A run of records:
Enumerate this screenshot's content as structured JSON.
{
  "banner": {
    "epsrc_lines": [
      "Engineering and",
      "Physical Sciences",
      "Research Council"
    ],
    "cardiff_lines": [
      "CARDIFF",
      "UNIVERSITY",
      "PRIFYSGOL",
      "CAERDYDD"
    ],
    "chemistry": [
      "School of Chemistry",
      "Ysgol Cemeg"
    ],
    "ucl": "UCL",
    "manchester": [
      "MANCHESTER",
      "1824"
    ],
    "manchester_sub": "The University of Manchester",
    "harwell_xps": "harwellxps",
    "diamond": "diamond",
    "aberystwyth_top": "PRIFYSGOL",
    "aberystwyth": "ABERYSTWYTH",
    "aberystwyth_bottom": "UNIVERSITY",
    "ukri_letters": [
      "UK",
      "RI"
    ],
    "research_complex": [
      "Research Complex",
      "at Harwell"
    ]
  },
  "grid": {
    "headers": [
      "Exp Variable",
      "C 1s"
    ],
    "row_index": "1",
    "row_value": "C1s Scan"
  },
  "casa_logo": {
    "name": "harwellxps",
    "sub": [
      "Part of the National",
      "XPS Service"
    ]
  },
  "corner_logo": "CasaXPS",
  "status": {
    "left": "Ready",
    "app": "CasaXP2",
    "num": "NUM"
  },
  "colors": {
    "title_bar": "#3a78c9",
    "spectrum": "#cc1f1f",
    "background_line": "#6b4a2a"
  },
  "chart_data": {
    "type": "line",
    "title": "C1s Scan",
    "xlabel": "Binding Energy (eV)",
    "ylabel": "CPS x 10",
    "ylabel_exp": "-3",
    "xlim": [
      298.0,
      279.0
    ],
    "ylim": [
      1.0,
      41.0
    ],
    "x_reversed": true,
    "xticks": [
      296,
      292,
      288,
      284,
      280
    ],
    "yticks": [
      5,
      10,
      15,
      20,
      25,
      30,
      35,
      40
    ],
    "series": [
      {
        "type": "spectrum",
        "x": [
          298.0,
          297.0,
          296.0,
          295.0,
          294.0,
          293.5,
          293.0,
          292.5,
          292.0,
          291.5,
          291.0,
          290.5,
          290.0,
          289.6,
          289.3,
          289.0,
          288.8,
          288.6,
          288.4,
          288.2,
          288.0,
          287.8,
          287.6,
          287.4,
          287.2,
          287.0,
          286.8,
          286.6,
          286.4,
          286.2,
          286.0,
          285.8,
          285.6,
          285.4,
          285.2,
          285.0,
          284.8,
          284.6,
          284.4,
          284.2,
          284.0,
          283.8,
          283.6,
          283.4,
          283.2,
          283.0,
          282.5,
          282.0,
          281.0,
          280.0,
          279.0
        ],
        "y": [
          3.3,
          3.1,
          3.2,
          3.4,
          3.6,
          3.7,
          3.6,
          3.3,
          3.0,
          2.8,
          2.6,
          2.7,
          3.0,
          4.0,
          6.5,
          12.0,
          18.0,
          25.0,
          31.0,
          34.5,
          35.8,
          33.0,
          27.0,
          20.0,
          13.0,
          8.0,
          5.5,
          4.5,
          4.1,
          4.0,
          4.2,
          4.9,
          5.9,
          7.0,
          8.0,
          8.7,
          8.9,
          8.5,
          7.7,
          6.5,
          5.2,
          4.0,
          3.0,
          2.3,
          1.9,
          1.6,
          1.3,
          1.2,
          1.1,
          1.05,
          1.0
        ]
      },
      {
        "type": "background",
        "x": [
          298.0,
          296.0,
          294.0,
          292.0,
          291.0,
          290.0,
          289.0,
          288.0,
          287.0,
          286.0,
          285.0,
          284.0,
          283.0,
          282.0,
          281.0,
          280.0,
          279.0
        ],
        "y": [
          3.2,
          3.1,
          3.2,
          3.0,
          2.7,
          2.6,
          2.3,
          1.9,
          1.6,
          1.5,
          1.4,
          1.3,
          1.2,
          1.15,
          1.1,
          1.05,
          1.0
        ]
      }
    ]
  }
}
* * *
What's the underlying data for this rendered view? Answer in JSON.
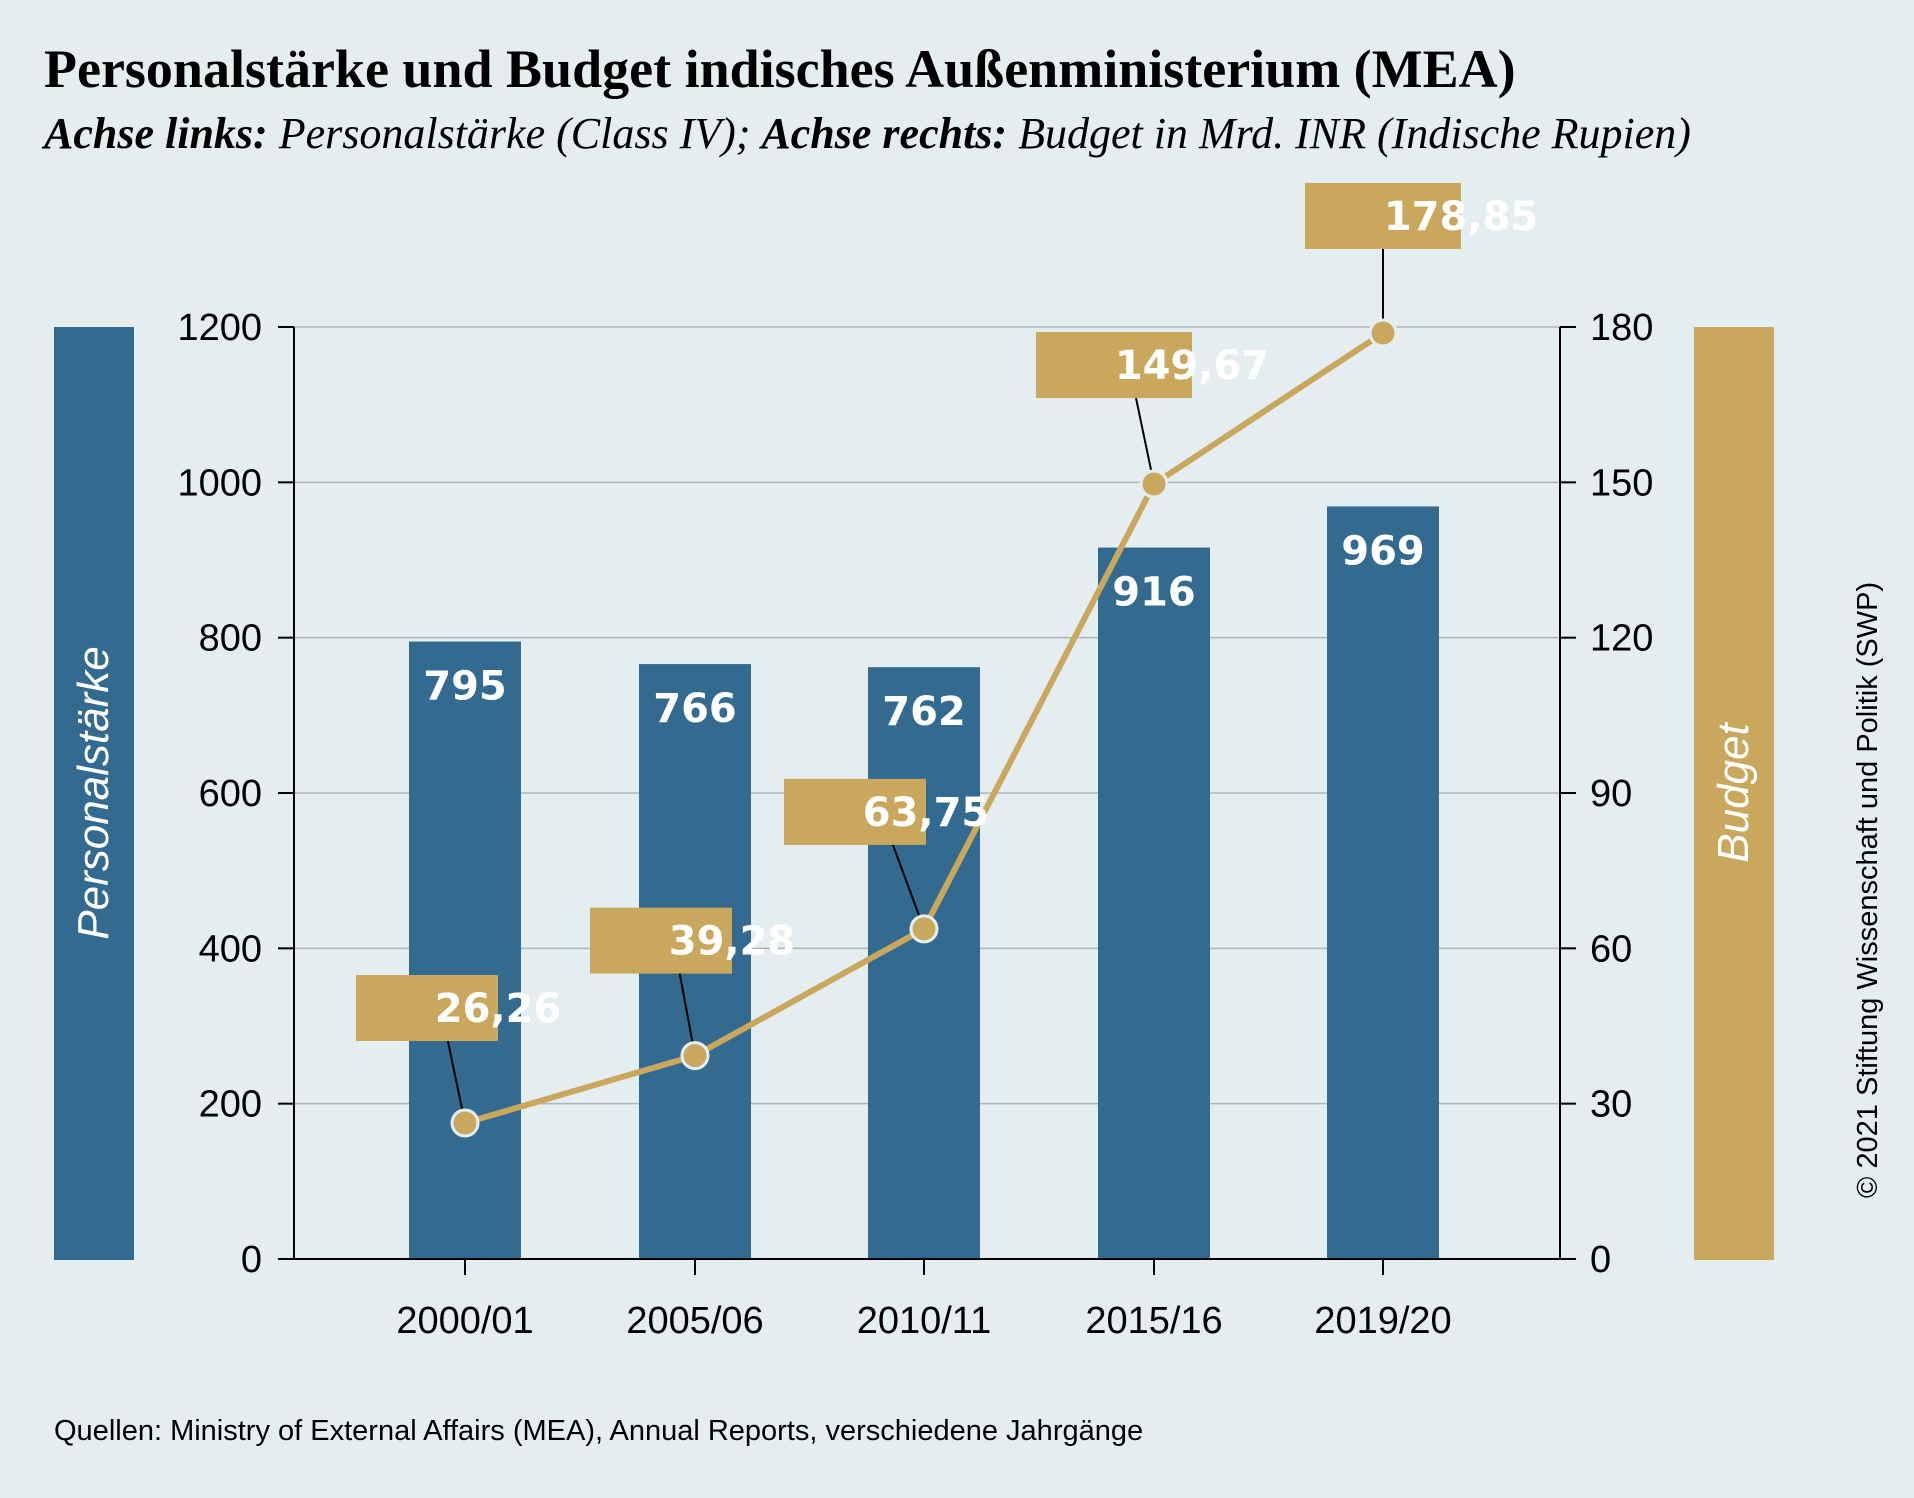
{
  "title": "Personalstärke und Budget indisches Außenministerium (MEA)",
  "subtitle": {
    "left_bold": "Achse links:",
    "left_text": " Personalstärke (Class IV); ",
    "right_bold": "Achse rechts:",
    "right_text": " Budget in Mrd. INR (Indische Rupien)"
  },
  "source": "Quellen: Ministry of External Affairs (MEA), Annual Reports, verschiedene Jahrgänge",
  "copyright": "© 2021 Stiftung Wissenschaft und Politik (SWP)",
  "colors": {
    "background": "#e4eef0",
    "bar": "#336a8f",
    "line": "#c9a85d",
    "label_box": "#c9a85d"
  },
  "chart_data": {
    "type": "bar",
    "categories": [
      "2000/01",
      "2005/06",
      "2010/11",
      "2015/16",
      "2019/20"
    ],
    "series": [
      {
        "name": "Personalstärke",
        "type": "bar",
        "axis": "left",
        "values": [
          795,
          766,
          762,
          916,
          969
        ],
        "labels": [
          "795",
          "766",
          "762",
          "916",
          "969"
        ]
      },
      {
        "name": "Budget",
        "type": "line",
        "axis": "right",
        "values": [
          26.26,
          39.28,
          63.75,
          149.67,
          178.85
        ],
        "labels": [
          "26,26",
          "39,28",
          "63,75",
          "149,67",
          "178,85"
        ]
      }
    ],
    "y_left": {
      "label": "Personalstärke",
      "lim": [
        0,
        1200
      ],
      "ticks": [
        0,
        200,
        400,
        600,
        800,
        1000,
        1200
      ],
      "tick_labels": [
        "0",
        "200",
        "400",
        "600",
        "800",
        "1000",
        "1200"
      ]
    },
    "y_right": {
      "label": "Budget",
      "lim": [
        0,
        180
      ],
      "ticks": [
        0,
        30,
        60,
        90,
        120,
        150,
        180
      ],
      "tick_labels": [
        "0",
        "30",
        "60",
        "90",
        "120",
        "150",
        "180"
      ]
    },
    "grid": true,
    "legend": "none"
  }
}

__WHAT TO PRODUCE__
Reply with the number of lines in the preceding entries that contain "PRIFYSGOL", and no other words.

__THE COMPLETED TASK__
2